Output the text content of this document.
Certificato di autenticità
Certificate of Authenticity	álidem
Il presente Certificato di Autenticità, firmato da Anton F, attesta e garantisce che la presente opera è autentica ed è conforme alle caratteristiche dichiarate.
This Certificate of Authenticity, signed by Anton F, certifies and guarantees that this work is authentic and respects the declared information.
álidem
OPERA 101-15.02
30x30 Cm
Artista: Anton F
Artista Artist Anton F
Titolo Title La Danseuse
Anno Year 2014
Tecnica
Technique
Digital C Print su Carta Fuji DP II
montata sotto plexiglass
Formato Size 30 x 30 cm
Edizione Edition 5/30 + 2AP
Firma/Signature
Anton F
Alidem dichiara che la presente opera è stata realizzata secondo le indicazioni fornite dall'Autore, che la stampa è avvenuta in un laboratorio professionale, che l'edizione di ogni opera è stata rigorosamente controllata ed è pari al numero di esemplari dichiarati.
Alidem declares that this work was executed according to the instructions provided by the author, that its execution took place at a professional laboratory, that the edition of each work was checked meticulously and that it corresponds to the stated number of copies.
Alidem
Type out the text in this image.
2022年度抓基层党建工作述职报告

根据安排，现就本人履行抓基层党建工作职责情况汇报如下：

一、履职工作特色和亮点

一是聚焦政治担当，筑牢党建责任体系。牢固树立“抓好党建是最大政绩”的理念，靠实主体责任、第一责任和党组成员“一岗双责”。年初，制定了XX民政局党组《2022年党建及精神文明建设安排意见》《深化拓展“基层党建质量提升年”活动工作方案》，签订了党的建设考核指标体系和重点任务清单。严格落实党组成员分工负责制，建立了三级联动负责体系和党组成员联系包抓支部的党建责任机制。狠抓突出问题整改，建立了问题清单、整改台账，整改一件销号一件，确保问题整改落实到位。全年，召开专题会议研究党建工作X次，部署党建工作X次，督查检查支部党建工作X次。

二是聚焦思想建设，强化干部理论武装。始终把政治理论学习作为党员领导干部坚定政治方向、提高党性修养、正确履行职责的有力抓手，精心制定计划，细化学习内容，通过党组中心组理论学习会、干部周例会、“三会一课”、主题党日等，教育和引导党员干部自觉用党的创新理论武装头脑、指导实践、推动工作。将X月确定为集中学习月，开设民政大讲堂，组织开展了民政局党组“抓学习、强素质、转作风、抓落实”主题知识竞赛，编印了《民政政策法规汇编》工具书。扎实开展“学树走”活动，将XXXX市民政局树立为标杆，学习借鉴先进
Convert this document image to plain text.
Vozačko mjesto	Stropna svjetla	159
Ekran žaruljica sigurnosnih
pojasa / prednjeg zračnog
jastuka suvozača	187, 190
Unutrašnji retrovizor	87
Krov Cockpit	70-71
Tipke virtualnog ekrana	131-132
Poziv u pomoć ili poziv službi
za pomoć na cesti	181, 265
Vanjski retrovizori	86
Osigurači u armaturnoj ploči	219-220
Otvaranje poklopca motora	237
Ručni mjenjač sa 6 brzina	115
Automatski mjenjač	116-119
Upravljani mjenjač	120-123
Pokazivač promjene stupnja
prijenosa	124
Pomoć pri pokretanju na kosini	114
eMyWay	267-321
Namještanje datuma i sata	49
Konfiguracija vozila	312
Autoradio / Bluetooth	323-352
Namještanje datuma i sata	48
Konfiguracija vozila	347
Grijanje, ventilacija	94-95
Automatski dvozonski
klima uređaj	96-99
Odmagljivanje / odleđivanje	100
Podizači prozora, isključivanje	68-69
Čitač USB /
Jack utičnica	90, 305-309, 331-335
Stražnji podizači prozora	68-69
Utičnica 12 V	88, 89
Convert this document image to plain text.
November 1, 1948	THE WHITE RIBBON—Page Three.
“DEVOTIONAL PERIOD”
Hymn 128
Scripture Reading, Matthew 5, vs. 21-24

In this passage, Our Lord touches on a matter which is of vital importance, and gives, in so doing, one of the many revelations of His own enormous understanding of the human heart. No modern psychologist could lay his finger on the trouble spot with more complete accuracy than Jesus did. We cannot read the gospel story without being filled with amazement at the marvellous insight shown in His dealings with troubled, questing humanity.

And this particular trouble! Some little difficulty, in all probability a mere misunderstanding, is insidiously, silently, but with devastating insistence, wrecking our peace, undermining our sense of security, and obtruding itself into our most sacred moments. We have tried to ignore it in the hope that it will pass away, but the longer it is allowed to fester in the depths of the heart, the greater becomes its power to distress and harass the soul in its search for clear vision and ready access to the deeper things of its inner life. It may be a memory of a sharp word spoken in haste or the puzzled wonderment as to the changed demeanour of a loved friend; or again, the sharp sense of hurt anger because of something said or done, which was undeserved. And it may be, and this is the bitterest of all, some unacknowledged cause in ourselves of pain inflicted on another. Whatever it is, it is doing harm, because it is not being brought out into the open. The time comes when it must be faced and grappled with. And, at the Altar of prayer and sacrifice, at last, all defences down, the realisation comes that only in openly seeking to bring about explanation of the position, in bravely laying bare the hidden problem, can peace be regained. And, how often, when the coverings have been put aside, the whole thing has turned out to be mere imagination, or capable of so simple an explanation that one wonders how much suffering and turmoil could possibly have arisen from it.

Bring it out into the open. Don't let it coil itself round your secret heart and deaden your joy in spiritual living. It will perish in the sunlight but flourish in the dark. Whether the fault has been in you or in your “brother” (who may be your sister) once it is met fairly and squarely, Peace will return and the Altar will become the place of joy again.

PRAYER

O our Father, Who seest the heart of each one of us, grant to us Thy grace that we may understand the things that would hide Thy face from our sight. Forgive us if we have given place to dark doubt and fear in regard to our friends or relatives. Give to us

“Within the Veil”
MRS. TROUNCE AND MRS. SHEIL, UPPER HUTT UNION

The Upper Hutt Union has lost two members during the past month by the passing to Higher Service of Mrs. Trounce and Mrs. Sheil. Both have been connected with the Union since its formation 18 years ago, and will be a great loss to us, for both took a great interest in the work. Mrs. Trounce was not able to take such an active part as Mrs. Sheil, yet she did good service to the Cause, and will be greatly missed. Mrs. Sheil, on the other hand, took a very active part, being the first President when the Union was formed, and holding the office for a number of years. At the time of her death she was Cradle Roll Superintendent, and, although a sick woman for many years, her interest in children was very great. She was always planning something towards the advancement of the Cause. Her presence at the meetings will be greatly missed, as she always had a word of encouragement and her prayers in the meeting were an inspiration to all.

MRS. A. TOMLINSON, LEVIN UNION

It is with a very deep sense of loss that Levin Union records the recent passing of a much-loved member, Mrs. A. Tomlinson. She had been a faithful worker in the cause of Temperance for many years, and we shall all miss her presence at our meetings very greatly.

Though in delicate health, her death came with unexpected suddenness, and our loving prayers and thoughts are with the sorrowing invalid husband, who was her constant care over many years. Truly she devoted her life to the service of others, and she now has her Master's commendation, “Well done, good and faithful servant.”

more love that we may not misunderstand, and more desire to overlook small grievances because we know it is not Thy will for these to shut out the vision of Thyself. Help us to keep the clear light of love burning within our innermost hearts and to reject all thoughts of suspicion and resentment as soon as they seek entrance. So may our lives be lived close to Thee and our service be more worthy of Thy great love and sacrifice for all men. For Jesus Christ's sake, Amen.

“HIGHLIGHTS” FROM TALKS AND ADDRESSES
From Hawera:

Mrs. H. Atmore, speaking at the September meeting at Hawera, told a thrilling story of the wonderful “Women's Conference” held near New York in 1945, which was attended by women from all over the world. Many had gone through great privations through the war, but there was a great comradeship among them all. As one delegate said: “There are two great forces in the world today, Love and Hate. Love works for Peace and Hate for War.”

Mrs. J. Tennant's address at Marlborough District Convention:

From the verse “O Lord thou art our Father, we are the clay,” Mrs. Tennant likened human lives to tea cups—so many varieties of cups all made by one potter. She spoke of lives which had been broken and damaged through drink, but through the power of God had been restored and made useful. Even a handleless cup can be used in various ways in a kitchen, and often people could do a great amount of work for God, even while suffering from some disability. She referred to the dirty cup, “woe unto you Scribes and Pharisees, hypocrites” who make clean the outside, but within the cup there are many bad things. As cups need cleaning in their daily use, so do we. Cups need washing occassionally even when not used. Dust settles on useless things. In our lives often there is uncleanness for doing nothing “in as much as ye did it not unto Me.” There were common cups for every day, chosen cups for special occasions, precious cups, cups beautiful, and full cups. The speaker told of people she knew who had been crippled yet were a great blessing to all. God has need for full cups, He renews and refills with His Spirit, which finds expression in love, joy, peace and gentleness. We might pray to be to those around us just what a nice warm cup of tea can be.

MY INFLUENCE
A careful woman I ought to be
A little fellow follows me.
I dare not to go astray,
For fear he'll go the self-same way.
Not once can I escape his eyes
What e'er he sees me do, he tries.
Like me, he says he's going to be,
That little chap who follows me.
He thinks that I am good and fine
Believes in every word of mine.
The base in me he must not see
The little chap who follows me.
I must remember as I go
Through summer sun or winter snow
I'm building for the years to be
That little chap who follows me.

Instruction
Check each line of the records for the word "Alidem", and show the lines that contain it.

Worked solution
Alidem dichiara che la presente opera è stata realizzata secondo le indicazioni fornite dall'Autore, che la stampa è avvenuta in un laboratorio professionale, che l'edizione di ogni opera è stata rigorosamente controllata ed è pari al numero di esemplari dichiarati.
Alidem declares that this work was executed according to the instructions provided by the author, that its execution took place at a professional laboratory, that the edition of each work was checked meticulously and that it corresponds to the stated number of copies.
Alidem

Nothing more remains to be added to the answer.